▶ _What is required_
Don't copy the pictures; return every other part of the records exactly.

▶ _Data lines_
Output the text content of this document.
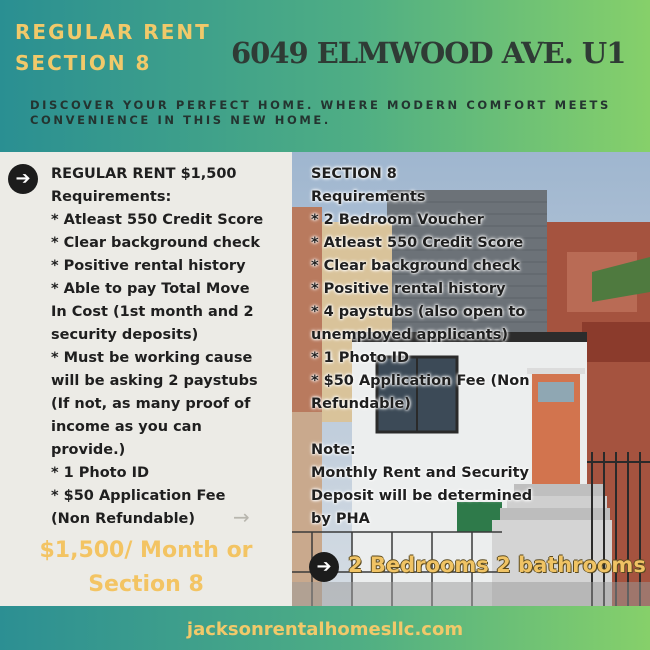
REGULAR RENT
SECTION 8	6049 ELMWOOD AVE. U1
DISCOVER YOUR PERFECT HOME. WHERE MODERN COMFORT MEETS CONVENIENCE IN THIS NEW HOME.
➔	REGULAR RENT $1,500
Requirements:
* Atleast 550 Credit Score
* Clear background check
* Positive rental history
* Able to pay Total Move
In Cost (1st month and 2
security deposits)
* Must be working cause
will be asking 2 paystubs
(If not, as many proof of
income as you can
provide.)
* 1 Photo ID
* $50 Application Fee
(Non Refundable)
SECTION 8
Requirements
* 2 Bedroom Voucher
* Atleast 550 Credit Score
* Clear background check
* Positive rental history
* 4 paystubs (also open to
unemployed applicants)
* 1 Photo ID
* $50 Application Fee (Non
Refundable)

Note:
Monthly Rent and Security
Deposit will be determined
by PHA
→
$1,500/ Month or
Section 8
➔ 2 Bedrooms 2 bathrooms
jacksonrentalhomesllc.com
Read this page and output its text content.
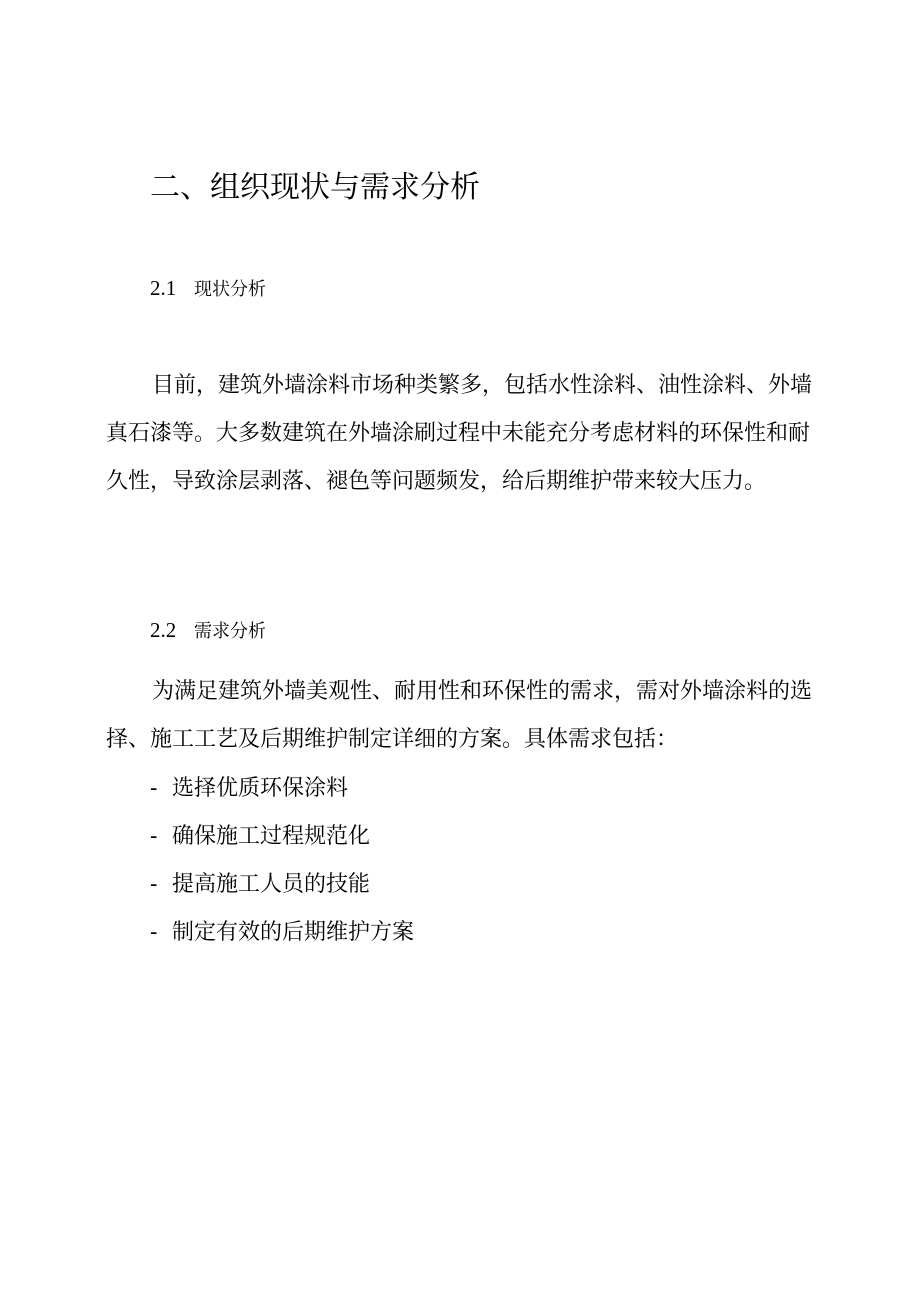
二、组织现状与需求分析
2.1 现状分析

目前，建筑外墙涂料市场种类繁多，包括水性涂料、油性涂料、外墙真石漆等。大多数建筑在外墙涂刷过程中未能充分考虑材料的环保性和耐久性，导致涂层剥落、褪色等问题频发，给后期维护带来较大压力。

2.2 需求分析

为满足建筑外墙美观性、耐用性和环保性的需求，需对外墙涂料的选择、施工工艺及后期维护制定详细的方案。具体需求包括：

- 选择优质环保涂料
- 确保施工过程规范化
- 提高施工人员的技能
- 制定有效的后期维护方案
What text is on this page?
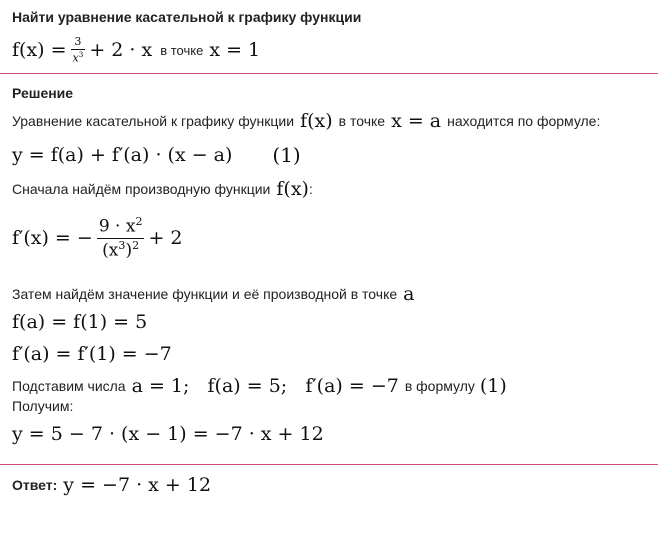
Найти уравнение касательной к графику функции
$f(x) = \frac{3}{x^3} + 2 \cdot x$ в точке x = 1
Решение
Уравнение касательной к графику функции f(x) в точке x = a находится по формуле:
y = f(a) + f′(a) · (x − a) (1)
Сначала найдём производную функции f(x) :
f′(x) = − $\frac{9 \cdot x^2}{(x^3)^2} + 2$
Затем найдём значение функции и её производной в точке a
f(a) = f(1) = 5
f′(a) = f′(1) = −7
Подставим числа a = 1;   f(a) = 5;   f′(a) = −7 в формулу (1)
Получим:
y = 5 − 7 · (x − 1) = −7 · x + 12
Ответ: y = −7 · x + 12
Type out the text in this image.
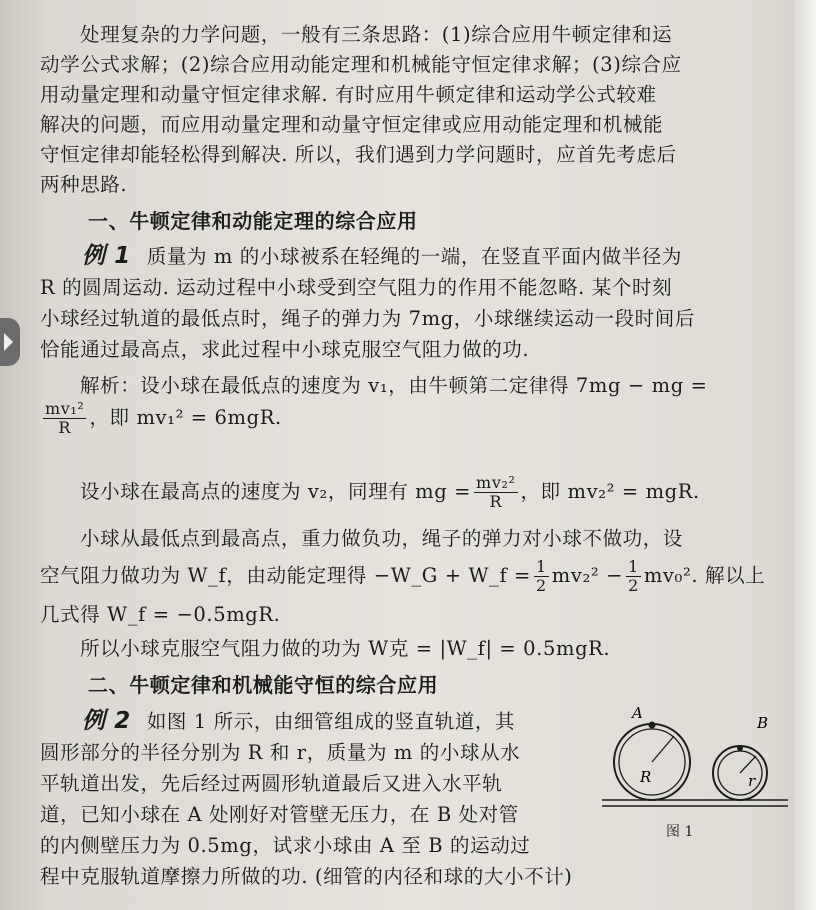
处理复杂的力学问题，一般有三条思路：(1)综合应用牛顿定律和运
动学公式求解；(2)综合应用动能定理和机械能守恒定律求解；(3)综合应
用动量定理和动量守恒定律求解. 有时应用牛顿定律和运动学公式较难
解决的问题，而应用动量定理和动量守恒定律或应用动能定理和机械能
守恒定律却能轻松得到解决. 所以，我们遇到力学问题时，应首先考虑后
两种思路.
一、牛顿定律和动能定理的综合应用
例 1 质量为 m 的小球被系在轻绳的一端，在竖直平面内做半径为
R 的圆周运动. 运动过程中小球受到空气阻力的作用不能忽略. 某个时刻
小球经过轨道的最低点时，绳子的弹力为 7mg，小球继续运动一段时间后
恰能通过最高点，求此过程中小球克服空气阻力做的功.
解析：设小球在最低点的速度为 v₁，由牛顿第二定律得 7mg − mg =
$\frac{\text{mv₁²}}{R}$ ，即 mv₁² = 6mgR.
设小球在最高点的速度为 v₂，同理有 mg = $\frac{\text{mv₂²}}{R}$ ，即 mv₂² = mgR.
小球从最低点到最高点，重力做负功，绳子的弹力对小球不做功，设
空气阻力做功为 W_f，由动能定理得 −W_G + W_f = $\frac{1}{2} mv_2^2 - \frac{1}{2} mv_0^2$. 解以上
几式得 W_f = −0.5mgR.
所以小球克服空气阻力做的功为 W克 = |W_f| = 0.5mgR.
二、牛顿定律和机械能守恒的综合应用
例 2 如图 1 所示，由细管组成的竖直轨道，其
圆形部分的半径分别为 R 和 r，质量为 m 的小球从水
平轨道出发，先后经过两圆形轨道最后又进入水平轨
道，已知小球在 A 处刚好对管壁无压力，在 B 处对管
的内侧壁压力为 0.5mg，试求小球由 A 至 B 的运动过
程中克服轨道摩擦力所做的功. (细管的内径和球的大小不计)
A
R
B
r
图 1
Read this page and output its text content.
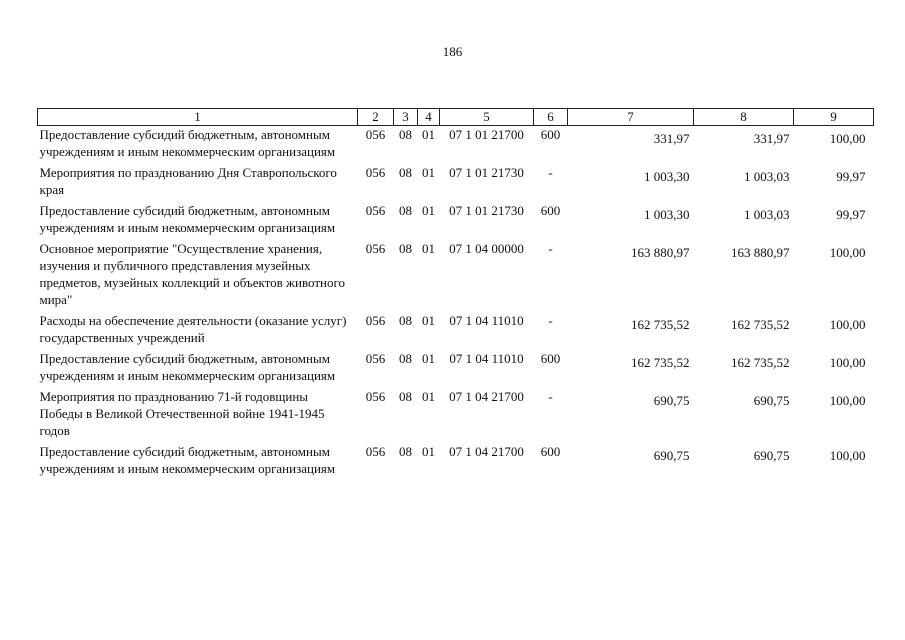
186
1	2	3	4	5	6	7	8	9
Предоставление субсидий бюджетным, автономным учреждениям и иным некоммерческим организациям	056	08	01	07 1 01 21700	600	331,97	331,97	100,00
Мероприятия по празднованию Дня Ставропольского края	056	08	01	07 1 01 21730	-	1 003,30	1 003,03	99,97
Предоставление субсидий бюджетным, автономным учреждениям и иным некоммерческим организациям	056	08	01	07 1 01 21730	600	1 003,30	1 003,03	99,97
Основное мероприятие "Осуществление хранения, изучения и публичного представления музейных предметов, музейных коллекций и объектов животного мира"	056	08	01	07 1 04 00000	-	163 880,97	163 880,97	100,00
Расходы на обеспечение деятельности (оказание услуг) государственных учреждений	056	08	01	07 1 04 11010	-	162 735,52	162 735,52	100,00
Предоставление субсидий бюджетным, автономным учреждениям и иным некоммерческим организациям	056	08	01	07 1 04 11010	600	162 735,52	162 735,52	100,00
Мероприятия по празднованию 71-й годовщины Победы в Великой Отечественной войне 1941-1945 годов	056	08	01	07 1 04 21700	-	690,75	690,75	100,00
Предоставление субсидий бюджетным, автономным учреждениям и иным некоммерческим организациям	056	08	01	07 1 04 21700	600	690,75	690,75	100,00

▶ _Task answer_
Output the text content of this document.
REGULAR RENT
SECTION 8	6049 ELMWOOD AVE. U1
DISCOVER YOUR PERFECT HOME. WHERE MODERN COMFORT MEETS CONVENIENCE IN THIS NEW HOME.
➔	REGULAR RENT $1,500
Requirements:
* Atleast 550 Credit Score
* Clear background check
* Positive rental history
* Able to pay Total Move
In Cost (1st month and 2
security deposits)
* Must be working cause
will be asking 2 paystubs
(If not, as many proof of
income as you can
provide.)
* 1 Photo ID
* $50 Application Fee
(Non Refundable)
SECTION 8
Requirements
* 2 Bedroom Voucher
* Atleast 550 Credit Score
* Clear background check
* Positive rental history
* 4 paystubs (also open to
unemployed applicants)
* 1 Photo ID
* $50 Application Fee (Non
Refundable)

Note:
Monthly Rent and Security
Deposit will be determined
by PHA
→
$1,500/ Month or
Section 8
➔ 2 Bedrooms 2 bathrooms
jacksonrentalhomesllc.com
Read this page and output its text content.
二、组织现状与需求分析
2.1 现状分析

目前，建筑外墙涂料市场种类繁多，包括水性涂料、油性涂料、外墙真石漆等。大多数建筑在外墙涂刷过程中未能充分考虑材料的环保性和耐久性，导致涂层剥落、褪色等问题频发，给后期维护带来较大压力。

2.2 需求分析

为满足建筑外墙美观性、耐用性和环保性的需求，需对外墙涂料的选择、施工工艺及后期维护制定详细的方案。具体需求包括：

- 选择优质环保涂料
- 确保施工过程规范化
- 提高施工人员的技能
- 制定有效的后期维护方案
What text is on this page?
Найти уравнение касательной к графику функции
$f(x) = \frac{3}{x^3} + 2 \cdot x$ в точке x = 1
Решение
Уравнение касательной к графику функции f(x) в точке x = a находится по формуле:
y = f(a) + f′(a) · (x − a) (1)
Сначала найдём производную функции f(x) :
f′(x) = − $\frac{9 \cdot x^2}{(x^3)^2} + 2$
Затем найдём значение функции и её производной в точке a
f(a) = f(1) = 5
f′(a) = f′(1) = −7
Подставим числа a = 1;   f(a) = 5;   f′(a) = −7 в формулу (1)
Получим:
y = 5 − 7 · (x − 1) = −7 · x + 12
Ответ: y = −7 · x + 12
Type out the text in this image.
处理复杂的力学问题，一般有三条思路：(1)综合应用牛顿定律和运
动学公式求解；(2)综合应用动能定理和机械能守恒定律求解；(3)综合应
用动量定理和动量守恒定律求解. 有时应用牛顿定律和运动学公式较难
解决的问题，而应用动量定理和动量守恒定律或应用动能定理和机械能
守恒定律却能轻松得到解决. 所以，我们遇到力学问题时，应首先考虑后
两种思路.
一、牛顿定律和动能定理的综合应用
例 1 质量为 m 的小球被系在轻绳的一端，在竖直平面内做半径为
R 的圆周运动. 运动过程中小球受到空气阻力的作用不能忽略. 某个时刻
小球经过轨道的最低点时，绳子的弹力为 7mg，小球继续运动一段时间后
恰能通过最高点，求此过程中小球克服空气阻力做的功.
解析：设小球在最低点的速度为 v₁，由牛顿第二定律得 7mg − mg =
$\frac{\text{mv₁²}}{R}$ ，即 mv₁² = 6mgR.
设小球在最高点的速度为 v₂，同理有 mg = $\frac{\text{mv₂²}}{R}$ ，即 mv₂² = mgR.
小球从最低点到最高点，重力做负功，绳子的弹力对小球不做功，设
空气阻力做功为 W_f，由动能定理得 −W_G + W_f = $\frac{1}{2} mv_2^2 - \frac{1}{2} mv_0^2$. 解以上
几式得 W_f = −0.5mgR.
所以小球克服空气阻力做的功为 W克 = |W_f| = 0.5mgR.
二、牛顿定律和机械能守恒的综合应用
例 2 如图 1 所示，由细管组成的竖直轨道，其
圆形部分的半径分别为 R 和 r，质量为 m 的小球从水
平轨道出发，先后经过两圆形轨道最后又进入水平轨
道，已知小球在 A 处刚好对管壁无压力，在 B 处对管
的内侧壁压力为 0.5mg，试求小球由 A 至 B 的运动过
程中克服轨道摩擦力所做的功. (细管的内径和球的大小不计)
A
R
B
r
图 1
Read this page and output its text content.
186
1	2	3	4	5	6	7	8	9
Предоставление субсидий бюджетным, автономным учреждениям и иным некоммерческим организациям	056	08	01	07 1 01 21700	600	331,97	331,97	100,00
Мероприятия по празднованию Дня Ставропольского края	056	08	01	07 1 01 21730	-	1 003,30	1 003,03	99,97
Предоставление субсидий бюджетным, автономным учреждениям и иным некоммерческим организациям	056	08	01	07 1 01 21730	600	1 003,30	1 003,03	99,97
Основное мероприятие "Осуществление хранения, изучения и публичного представления музейных предметов, музейных коллекций и объектов животного мира"	056	08	01	07 1 04 00000	-	163 880,97	163 880,97	100,00
Расходы на обеспечение деятельности (оказание услуг) государственных учреждений	056	08	01	07 1 04 11010	-	162 735,52	162 735,52	100,00
Предоставление субсидий бюджетным, автономным учреждениям и иным некоммерческим организациям	056	08	01	07 1 04 11010	600	162 735,52	162 735,52	100,00
Мероприятия по празднованию 71-й годовщины Победы в Великой Отечественной войне 1941-1945 годов	056	08	01	07 1 04 21700	-	690,75	690,75	100,00
Предоставление субсидий бюджетным, автономным учреждениям и иным некоммерческим организациям	056	08	01	07 1 04 21700	600	690,75	690,75	100,00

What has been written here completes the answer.